--- START Records supplied ---

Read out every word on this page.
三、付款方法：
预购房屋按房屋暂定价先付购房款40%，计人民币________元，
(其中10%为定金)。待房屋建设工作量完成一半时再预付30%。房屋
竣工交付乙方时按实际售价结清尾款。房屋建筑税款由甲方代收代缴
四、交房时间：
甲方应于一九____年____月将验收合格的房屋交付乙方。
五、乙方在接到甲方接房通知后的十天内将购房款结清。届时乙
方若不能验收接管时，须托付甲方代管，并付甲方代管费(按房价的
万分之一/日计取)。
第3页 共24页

--- END Records supplied ---

## Task
Print back all the lines verbatim.

## Solution to this problem
Read out every word on this page.
三、付款方法：
预购房屋按房屋暂定价先付购房款40%，计人民币________元，
(其中10%为定金)。待房屋建设工作量完成一半时再预付30%。房屋
竣工交付乙方时按实际售价结清尾款。房屋建筑税款由甲方代收代缴
四、交房时间：
甲方应于一九____年____月将验收合格的房屋交付乙方。
五、乙方在接到甲方接房通知后的十天内将购房款结清。届时乙
方若不能验收接管时，须托付甲方代管，并付甲方代管费(按房价的
万分之一/日计取)。
第3页 共24页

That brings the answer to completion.